- [INFORMATION GIVEN]
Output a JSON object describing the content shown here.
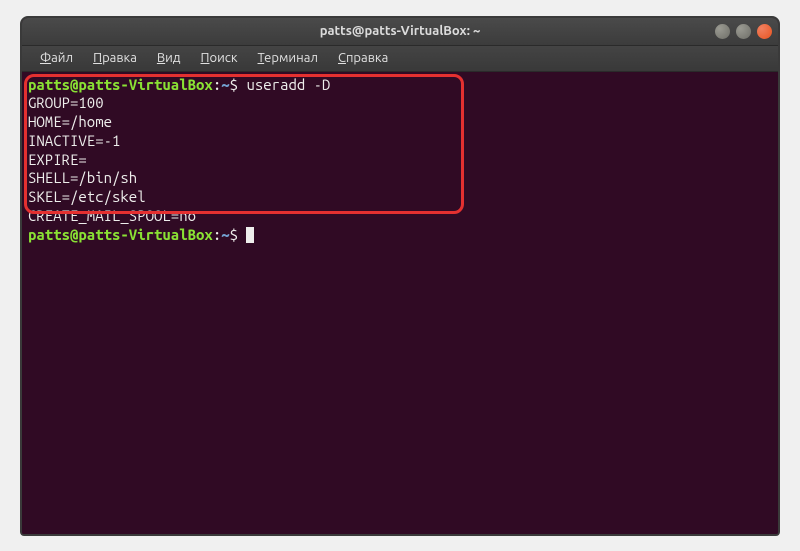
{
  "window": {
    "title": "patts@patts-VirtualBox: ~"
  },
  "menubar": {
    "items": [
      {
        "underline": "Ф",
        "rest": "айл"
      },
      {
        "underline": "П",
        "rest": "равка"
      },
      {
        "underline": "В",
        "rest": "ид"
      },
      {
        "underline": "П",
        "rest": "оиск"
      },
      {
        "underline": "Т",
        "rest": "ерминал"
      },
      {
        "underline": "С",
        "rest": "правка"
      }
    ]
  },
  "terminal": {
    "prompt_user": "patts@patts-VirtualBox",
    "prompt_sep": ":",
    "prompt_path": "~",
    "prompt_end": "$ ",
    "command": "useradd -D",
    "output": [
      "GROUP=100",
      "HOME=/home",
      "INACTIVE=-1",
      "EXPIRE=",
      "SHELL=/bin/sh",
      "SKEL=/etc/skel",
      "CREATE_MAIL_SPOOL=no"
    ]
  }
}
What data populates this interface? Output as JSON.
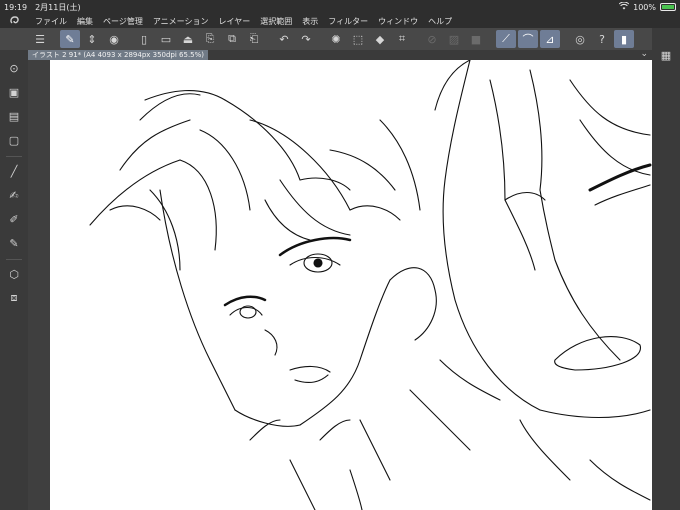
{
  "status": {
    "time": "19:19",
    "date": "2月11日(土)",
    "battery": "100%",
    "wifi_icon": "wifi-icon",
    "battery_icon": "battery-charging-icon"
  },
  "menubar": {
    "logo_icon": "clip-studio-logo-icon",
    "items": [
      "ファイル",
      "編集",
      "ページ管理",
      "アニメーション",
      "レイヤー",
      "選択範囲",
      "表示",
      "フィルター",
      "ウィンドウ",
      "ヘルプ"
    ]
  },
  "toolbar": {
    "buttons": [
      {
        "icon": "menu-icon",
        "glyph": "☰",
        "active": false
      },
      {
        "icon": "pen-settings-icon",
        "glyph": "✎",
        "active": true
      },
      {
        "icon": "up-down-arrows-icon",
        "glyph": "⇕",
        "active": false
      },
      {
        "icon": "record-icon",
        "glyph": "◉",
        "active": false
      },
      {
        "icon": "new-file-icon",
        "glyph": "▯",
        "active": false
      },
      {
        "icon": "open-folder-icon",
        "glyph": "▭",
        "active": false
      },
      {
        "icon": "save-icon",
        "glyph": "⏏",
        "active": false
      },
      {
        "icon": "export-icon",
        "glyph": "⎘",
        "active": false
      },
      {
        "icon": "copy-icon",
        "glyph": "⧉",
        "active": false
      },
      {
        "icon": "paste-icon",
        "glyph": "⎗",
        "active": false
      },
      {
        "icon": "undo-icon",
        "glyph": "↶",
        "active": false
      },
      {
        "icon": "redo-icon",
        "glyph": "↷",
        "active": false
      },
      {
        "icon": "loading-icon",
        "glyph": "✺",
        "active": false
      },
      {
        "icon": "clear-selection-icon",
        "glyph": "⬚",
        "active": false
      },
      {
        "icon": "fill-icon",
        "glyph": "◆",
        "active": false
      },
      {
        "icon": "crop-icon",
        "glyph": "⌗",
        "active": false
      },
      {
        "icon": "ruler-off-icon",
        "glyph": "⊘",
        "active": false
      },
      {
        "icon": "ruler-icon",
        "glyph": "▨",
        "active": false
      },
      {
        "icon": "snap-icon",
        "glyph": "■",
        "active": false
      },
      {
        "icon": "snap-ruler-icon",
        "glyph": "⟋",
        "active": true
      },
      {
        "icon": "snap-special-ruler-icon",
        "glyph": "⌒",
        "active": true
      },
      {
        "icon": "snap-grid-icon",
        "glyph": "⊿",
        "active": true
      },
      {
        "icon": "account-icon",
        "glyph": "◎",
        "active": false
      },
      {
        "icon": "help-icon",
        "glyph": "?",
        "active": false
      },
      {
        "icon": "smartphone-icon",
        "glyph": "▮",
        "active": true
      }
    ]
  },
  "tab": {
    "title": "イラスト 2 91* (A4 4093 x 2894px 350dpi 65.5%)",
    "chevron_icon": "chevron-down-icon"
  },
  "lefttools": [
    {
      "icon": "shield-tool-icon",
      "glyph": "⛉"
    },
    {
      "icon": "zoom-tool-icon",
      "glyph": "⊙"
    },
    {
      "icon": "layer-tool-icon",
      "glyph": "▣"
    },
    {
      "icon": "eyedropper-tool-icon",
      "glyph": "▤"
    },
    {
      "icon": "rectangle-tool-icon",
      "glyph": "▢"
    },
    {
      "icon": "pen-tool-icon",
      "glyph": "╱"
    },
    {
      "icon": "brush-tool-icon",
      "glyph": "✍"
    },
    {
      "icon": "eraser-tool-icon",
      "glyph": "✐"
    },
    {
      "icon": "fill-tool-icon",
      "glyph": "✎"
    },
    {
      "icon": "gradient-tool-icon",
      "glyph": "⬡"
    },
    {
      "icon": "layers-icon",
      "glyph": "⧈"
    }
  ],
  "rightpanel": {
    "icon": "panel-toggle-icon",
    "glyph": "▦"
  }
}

--

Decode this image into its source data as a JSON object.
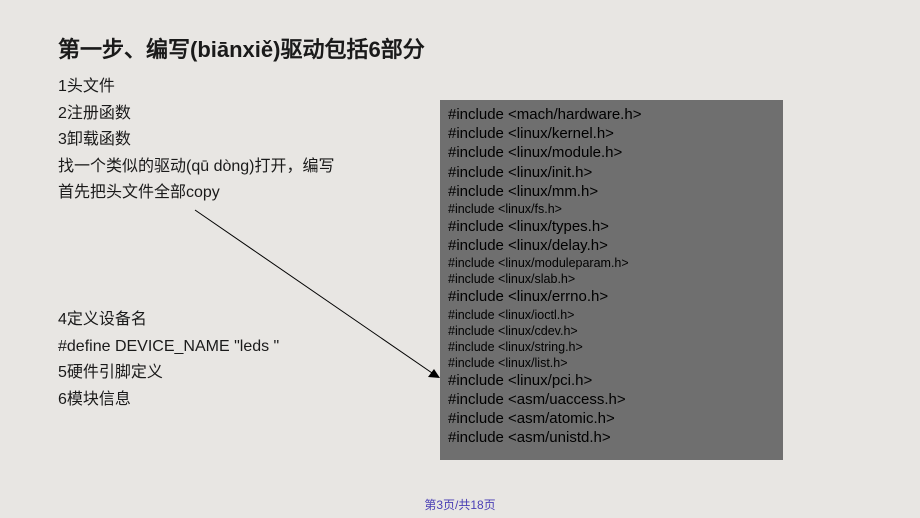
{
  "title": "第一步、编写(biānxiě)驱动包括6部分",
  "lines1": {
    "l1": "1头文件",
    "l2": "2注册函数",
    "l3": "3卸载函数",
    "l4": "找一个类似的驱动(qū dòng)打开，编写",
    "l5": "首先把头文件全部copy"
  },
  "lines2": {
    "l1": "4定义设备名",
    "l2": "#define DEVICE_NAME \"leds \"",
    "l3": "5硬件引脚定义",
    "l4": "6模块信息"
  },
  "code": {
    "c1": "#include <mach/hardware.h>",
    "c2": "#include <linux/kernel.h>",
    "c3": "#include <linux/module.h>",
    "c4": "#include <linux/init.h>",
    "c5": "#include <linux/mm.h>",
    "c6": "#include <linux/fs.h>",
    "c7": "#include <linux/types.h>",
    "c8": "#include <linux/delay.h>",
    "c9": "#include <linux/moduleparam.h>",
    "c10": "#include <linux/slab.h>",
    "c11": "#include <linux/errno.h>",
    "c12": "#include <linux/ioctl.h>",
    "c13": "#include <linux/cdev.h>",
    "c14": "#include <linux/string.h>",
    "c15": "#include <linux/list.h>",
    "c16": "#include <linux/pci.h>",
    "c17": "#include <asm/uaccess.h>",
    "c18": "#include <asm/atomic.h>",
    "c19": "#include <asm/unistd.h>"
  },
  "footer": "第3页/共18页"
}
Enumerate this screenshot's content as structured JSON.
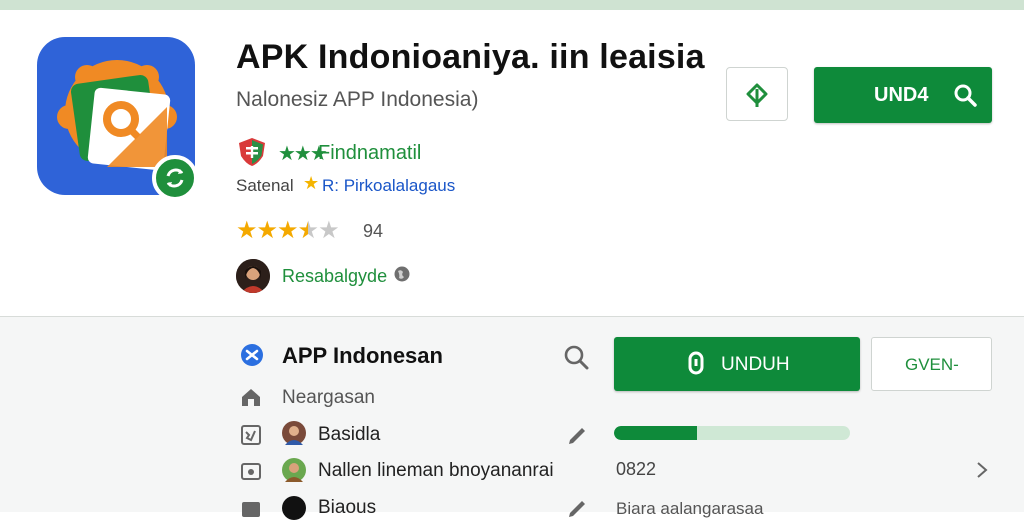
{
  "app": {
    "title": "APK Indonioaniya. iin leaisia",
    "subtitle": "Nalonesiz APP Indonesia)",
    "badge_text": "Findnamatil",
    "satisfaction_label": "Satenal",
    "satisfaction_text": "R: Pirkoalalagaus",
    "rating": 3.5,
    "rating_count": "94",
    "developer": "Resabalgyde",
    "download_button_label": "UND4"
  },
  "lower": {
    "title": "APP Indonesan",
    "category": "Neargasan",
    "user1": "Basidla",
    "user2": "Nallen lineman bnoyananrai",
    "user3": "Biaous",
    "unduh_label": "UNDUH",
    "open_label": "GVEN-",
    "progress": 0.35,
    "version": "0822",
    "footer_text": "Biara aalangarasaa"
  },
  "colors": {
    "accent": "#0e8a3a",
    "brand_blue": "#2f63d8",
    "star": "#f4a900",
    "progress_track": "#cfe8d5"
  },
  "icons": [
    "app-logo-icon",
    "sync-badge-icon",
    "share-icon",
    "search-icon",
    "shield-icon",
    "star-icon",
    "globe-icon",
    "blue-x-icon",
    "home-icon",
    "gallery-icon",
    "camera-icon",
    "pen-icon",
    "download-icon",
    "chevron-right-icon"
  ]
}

- [PROBLEM]
Where a line above contains the string "ruler", copy that line.

- [FINAL RESULT]
        "icon": "ruler-off-icon",
        "icon": "ruler-icon",
        "icon": "snap-ruler-icon",
        "icon": "snap-special-ruler-icon",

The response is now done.